Aim of the exercise. Print all the entries verbatim.

-- BEGIN Data for processing --

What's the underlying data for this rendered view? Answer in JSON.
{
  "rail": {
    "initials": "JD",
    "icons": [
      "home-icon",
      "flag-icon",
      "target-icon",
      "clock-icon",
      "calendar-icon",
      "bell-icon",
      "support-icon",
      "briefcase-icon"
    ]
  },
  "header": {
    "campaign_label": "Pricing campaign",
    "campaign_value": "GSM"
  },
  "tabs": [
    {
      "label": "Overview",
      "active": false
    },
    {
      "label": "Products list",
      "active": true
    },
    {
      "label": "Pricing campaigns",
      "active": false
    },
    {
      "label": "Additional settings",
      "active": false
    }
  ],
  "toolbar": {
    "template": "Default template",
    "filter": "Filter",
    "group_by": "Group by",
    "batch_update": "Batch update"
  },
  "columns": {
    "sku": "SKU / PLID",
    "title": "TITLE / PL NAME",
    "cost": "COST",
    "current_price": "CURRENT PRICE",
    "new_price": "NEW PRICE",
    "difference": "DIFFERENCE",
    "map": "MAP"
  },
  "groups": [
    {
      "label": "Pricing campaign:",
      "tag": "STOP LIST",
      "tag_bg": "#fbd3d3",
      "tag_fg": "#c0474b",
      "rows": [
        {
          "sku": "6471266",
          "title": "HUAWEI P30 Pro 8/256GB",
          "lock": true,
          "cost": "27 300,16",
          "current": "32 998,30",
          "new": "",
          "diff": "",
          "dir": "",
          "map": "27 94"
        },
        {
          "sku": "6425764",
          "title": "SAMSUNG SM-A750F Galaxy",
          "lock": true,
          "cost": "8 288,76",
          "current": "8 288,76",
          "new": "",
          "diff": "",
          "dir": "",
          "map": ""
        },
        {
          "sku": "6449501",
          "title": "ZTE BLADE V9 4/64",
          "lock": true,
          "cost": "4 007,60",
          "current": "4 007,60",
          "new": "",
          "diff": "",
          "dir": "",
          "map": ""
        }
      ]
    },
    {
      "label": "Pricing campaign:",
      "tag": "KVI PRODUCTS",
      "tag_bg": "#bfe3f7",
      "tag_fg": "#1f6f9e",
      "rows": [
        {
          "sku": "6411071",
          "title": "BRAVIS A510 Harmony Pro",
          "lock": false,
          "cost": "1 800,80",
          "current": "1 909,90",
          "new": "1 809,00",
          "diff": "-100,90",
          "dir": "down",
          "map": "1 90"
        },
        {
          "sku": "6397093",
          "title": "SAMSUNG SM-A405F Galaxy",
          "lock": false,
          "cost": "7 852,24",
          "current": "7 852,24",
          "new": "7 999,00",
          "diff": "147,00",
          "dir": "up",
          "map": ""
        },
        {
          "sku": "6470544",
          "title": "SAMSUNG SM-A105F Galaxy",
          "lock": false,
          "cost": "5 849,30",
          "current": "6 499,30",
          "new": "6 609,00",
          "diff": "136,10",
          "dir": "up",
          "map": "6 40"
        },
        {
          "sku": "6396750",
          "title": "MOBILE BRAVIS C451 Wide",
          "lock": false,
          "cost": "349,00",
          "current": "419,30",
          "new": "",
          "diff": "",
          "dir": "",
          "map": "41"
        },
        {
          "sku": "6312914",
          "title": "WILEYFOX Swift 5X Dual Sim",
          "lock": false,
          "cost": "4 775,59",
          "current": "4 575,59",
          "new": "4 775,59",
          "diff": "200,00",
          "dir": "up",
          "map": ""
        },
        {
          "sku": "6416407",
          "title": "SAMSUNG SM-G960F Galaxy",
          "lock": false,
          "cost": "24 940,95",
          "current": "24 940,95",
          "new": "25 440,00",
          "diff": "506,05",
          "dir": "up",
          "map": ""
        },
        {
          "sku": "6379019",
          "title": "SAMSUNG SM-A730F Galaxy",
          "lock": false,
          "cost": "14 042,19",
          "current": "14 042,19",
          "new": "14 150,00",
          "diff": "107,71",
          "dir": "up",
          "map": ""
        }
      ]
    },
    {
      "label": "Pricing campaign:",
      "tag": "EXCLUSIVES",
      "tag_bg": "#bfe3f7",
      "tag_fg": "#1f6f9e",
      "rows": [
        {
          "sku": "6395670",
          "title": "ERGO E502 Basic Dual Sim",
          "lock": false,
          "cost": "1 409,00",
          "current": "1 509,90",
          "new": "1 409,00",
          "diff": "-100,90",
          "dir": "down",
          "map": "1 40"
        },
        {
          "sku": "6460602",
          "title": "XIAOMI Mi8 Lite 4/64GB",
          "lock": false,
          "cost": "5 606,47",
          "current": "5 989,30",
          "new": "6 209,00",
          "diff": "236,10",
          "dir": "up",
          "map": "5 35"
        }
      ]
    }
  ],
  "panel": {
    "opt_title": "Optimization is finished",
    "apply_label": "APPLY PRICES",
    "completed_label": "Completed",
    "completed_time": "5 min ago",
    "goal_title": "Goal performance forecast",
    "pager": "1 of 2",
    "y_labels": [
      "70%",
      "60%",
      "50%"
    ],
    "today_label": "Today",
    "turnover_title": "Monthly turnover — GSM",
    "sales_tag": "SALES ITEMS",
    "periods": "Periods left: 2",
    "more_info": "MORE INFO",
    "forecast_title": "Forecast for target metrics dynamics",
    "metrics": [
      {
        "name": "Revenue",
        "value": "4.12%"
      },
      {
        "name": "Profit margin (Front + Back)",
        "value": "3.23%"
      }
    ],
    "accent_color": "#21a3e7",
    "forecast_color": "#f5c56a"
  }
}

-- END Data for processing --

Written answer.
What's the underlying data for this rendered view? Answer in JSON.
{
  "rail": {
    "initials": "JD",
    "icons": [
      "home-icon",
      "flag-icon",
      "target-icon",
      "clock-icon",
      "calendar-icon",
      "bell-icon",
      "support-icon",
      "briefcase-icon"
    ]
  },
  "header": {
    "campaign_label": "Pricing campaign",
    "campaign_value": "GSM"
  },
  "tabs": [
    {
      "label": "Overview",
      "active": false
    },
    {
      "label": "Products list",
      "active": true
    },
    {
      "label": "Pricing campaigns",
      "active": false
    },
    {
      "label": "Additional settings",
      "active": false
    }
  ],
  "toolbar": {
    "template": "Default template",
    "filter": "Filter",
    "group_by": "Group by",
    "batch_update": "Batch update"
  },
  "columns": {
    "sku": "SKU / PLID",
    "title": "TITLE / PL NAME",
    "cost": "COST",
    "current_price": "CURRENT PRICE",
    "new_price": "NEW PRICE",
    "difference": "DIFFERENCE",
    "map": "MAP"
  },
  "groups": [
    {
      "label": "Pricing campaign:",
      "tag": "STOP LIST",
      "tag_bg": "#fbd3d3",
      "tag_fg": "#c0474b",
      "rows": [
        {
          "sku": "6471266",
          "title": "HUAWEI P30 Pro 8/256GB",
          "lock": true,
          "cost": "27 300,16",
          "current": "32 998,30",
          "new": "",
          "diff": "",
          "dir": "",
          "map": "27 94"
        },
        {
          "sku": "6425764",
          "title": "SAMSUNG SM-A750F Galaxy",
          "lock": true,
          "cost": "8 288,76",
          "current": "8 288,76",
          "new": "",
          "diff": "",
          "dir": "",
          "map": ""
        },
        {
          "sku": "6449501",
          "title": "ZTE BLADE V9 4/64",
          "lock": true,
          "cost": "4 007,60",
          "current": "4 007,60",
          "new": "",
          "diff": "",
          "dir": "",
          "map": ""
        }
      ]
    },
    {
      "label": "Pricing campaign:",
      "tag": "KVI PRODUCTS",
      "tag_bg": "#bfe3f7",
      "tag_fg": "#1f6f9e",
      "rows": [
        {
          "sku": "6411071",
          "title": "BRAVIS A510 Harmony Pro",
          "lock": false,
          "cost": "1 800,80",
          "current": "1 909,90",
          "new": "1 809,00",
          "diff": "-100,90",
          "dir": "down",
          "map": "1 90"
        },
        {
          "sku": "6397093",
          "title": "SAMSUNG SM-A405F Galaxy",
          "lock": false,
          "cost": "7 852,24",
          "current": "7 852,24",
          "new": "7 999,00",
          "diff": "147,00",
          "dir": "up",
          "map": ""
        },
        {
          "sku": "6470544",
          "title": "SAMSUNG SM-A105F Galaxy",
          "lock": false,
          "cost": "5 849,30",
          "current": "6 499,30",
          "new": "6 609,00",
          "diff": "136,10",
          "dir": "up",
          "map": "6 40"
        },
        {
          "sku": "6396750",
          "title": "MOBILE BRAVIS C451 Wide",
          "lock": false,
          "cost": "349,00",
          "current": "419,30",
          "new": "",
          "diff": "",
          "dir": "",
          "map": "41"
        },
        {
          "sku": "6312914",
          "title": "WILEYFOX Swift 5X Dual Sim",
          "lock": false,
          "cost": "4 775,59",
          "current": "4 575,59",
          "new": "4 775,59",
          "diff": "200,00",
          "dir": "up",
          "map": ""
        },
        {
          "sku": "6416407",
          "title": "SAMSUNG SM-G960F Galaxy",
          "lock": false,
          "cost": "24 940,95",
          "current": "24 940,95",
          "new": "25 440,00",
          "diff": "506,05",
          "dir": "up",
          "map": ""
        },
        {
          "sku": "6379019",
          "title": "SAMSUNG SM-A730F Galaxy",
          "lock": false,
          "cost": "14 042,19",
          "current": "14 042,19",
          "new": "14 150,00",
          "diff": "107,71",
          "dir": "up",
          "map": ""
        }
      ]
    },
    {
      "label": "Pricing campaign:",
      "tag": "EXCLUSIVES",
      "tag_bg": "#bfe3f7",
      "tag_fg": "#1f6f9e",
      "rows": [
        {
          "sku": "6395670",
          "title": "ERGO E502 Basic Dual Sim",
          "lock": false,
          "cost": "1 409,00",
          "current": "1 509,90",
          "new": "1 409,00",
          "diff": "-100,90",
          "dir": "down",
          "map": "1 40"
        },
        {
          "sku": "6460602",
          "title": "XIAOMI Mi8 Lite 4/64GB",
          "lock": false,
          "cost": "5 606,47",
          "current": "5 989,30",
          "new": "6 209,00",
          "diff": "236,10",
          "dir": "up",
          "map": "5 35"
        }
      ]
    }
  ],
  "panel": {
    "opt_title": "Optimization is finished",
    "apply_label": "APPLY PRICES",
    "completed_label": "Completed",
    "completed_time": "5 min ago",
    "goal_title": "Goal performance forecast",
    "pager": "1 of 2",
    "y_labels": [
      "70%",
      "60%",
      "50%"
    ],
    "today_label": "Today",
    "turnover_title": "Monthly turnover — GSM",
    "sales_tag": "SALES ITEMS",
    "periods": "Periods left: 2",
    "more_info": "MORE INFO",
    "forecast_title": "Forecast for target metrics dynamics",
    "metrics": [
      {
        "name": "Revenue",
        "value": "4.12%"
      },
      {
        "name": "Profit margin (Front + Back)",
        "value": "3.23%"
      }
    ],
    "accent_color": "#21a3e7",
    "forecast_color": "#f5c56a"
  }
}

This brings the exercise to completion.